[The task]: Can you write out all the lines word for word, with no pictures?

[Records to process]:
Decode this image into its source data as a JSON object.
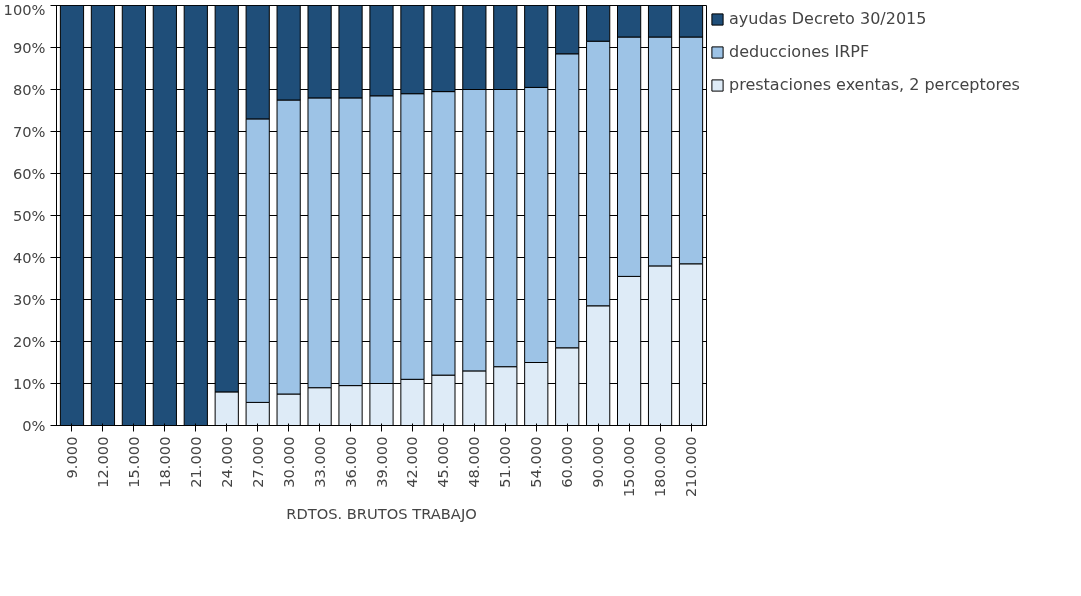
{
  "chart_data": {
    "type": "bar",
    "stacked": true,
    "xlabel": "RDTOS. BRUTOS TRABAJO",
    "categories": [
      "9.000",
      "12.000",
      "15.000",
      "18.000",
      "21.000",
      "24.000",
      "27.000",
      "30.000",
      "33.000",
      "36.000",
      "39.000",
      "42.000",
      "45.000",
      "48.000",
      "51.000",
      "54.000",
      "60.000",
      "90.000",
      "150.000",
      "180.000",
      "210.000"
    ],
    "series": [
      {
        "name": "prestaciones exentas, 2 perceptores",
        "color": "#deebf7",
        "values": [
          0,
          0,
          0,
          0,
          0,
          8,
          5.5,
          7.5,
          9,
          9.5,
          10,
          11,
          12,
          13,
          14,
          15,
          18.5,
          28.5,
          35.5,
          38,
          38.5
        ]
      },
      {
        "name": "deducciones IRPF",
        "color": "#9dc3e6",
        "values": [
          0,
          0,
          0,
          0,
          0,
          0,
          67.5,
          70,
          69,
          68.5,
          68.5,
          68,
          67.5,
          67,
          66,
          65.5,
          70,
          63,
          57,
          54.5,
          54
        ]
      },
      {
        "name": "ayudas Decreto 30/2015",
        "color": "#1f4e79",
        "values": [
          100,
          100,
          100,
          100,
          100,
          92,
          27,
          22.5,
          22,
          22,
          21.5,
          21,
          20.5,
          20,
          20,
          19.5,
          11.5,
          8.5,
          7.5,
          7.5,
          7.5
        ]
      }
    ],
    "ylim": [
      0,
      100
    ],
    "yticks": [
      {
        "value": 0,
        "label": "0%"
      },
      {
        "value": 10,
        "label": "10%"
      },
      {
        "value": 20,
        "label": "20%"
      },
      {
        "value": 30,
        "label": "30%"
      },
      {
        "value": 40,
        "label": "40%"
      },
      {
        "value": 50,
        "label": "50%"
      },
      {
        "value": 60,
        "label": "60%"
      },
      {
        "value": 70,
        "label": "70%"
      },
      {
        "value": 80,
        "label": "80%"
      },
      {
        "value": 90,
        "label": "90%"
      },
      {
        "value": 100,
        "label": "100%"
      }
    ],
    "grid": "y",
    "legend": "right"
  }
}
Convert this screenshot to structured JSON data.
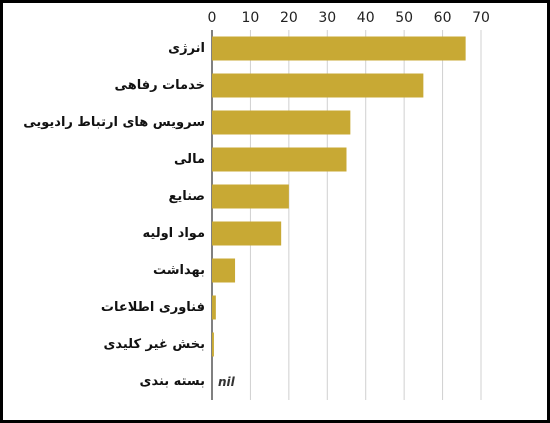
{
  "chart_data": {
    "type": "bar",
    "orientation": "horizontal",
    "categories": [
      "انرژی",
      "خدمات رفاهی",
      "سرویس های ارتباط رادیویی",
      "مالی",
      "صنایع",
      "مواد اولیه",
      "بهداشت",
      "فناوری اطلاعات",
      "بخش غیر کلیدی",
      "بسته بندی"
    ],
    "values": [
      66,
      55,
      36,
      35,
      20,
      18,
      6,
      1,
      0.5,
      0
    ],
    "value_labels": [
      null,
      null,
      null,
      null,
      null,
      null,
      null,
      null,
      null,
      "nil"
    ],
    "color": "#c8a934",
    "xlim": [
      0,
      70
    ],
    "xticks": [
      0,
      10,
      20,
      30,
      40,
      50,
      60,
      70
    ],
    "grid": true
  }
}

[Exercise response]:
Decode this image into its source data as a JSON object.
{
  "chart_data": {
    "type": "bar",
    "stacked": true,
    "xlabel": "RDTOS. BRUTOS TRABAJO",
    "categories": [
      "9.000",
      "12.000",
      "15.000",
      "18.000",
      "21.000",
      "24.000",
      "27.000",
      "30.000",
      "33.000",
      "36.000",
      "39.000",
      "42.000",
      "45.000",
      "48.000",
      "51.000",
      "54.000",
      "60.000",
      "90.000",
      "150.000",
      "180.000",
      "210.000"
    ],
    "series": [
      {
        "name": "prestaciones exentas, 2 perceptores",
        "color": "#deebf7",
        "values": [
          0,
          0,
          0,
          0,
          0,
          8,
          5.5,
          7.5,
          9,
          9.5,
          10,
          11,
          12,
          13,
          14,
          15,
          18.5,
          28.5,
          35.5,
          38,
          38.5
        ]
      },
      {
        "name": "deducciones IRPF",
        "color": "#9dc3e6",
        "values": [
          0,
          0,
          0,
          0,
          0,
          0,
          67.5,
          70,
          69,
          68.5,
          68.5,
          68,
          67.5,
          67,
          66,
          65.5,
          70,
          63,
          57,
          54.5,
          54
        ]
      },
      {
        "name": "ayudas Decreto 30/2015",
        "color": "#1f4e79",
        "values": [
          100,
          100,
          100,
          100,
          100,
          92,
          27,
          22.5,
          22,
          22,
          21.5,
          21,
          20.5,
          20,
          20,
          19.5,
          11.5,
          8.5,
          7.5,
          7.5,
          7.5
        ]
      }
    ],
    "ylim": [
      0,
      100
    ],
    "yticks": [
      {
        "value": 0,
        "label": "0%"
      },
      {
        "value": 10,
        "label": "10%"
      },
      {
        "value": 20,
        "label": "20%"
      },
      {
        "value": 30,
        "label": "30%"
      },
      {
        "value": 40,
        "label": "40%"
      },
      {
        "value": 50,
        "label": "50%"
      },
      {
        "value": 60,
        "label": "60%"
      },
      {
        "value": 70,
        "label": "70%"
      },
      {
        "value": 80,
        "label": "80%"
      },
      {
        "value": 90,
        "label": "90%"
      },
      {
        "value": 100,
        "label": "100%"
      }
    ],
    "grid": "y",
    "legend": "right"
  }
}
Convert this screenshot to structured JSON data.
{
  "chart_data": {
    "type": "bar",
    "orientation": "horizontal",
    "categories": [
      "انرژی",
      "خدمات رفاهی",
      "سرویس های ارتباط رادیویی",
      "مالی",
      "صنایع",
      "مواد اولیه",
      "بهداشت",
      "فناوری اطلاعات",
      "بخش غیر کلیدی",
      "بسته بندی"
    ],
    "values": [
      66,
      55,
      36,
      35,
      20,
      18,
      6,
      1,
      0.5,
      0
    ],
    "value_labels": [
      null,
      null,
      null,
      null,
      null,
      null,
      null,
      null,
      null,
      "nil"
    ],
    "color": "#c8a934",
    "xlim": [
      0,
      70
    ],
    "xticks": [
      0,
      10,
      20,
      30,
      40,
      50,
      60,
      70
    ],
    "grid": true
  }
}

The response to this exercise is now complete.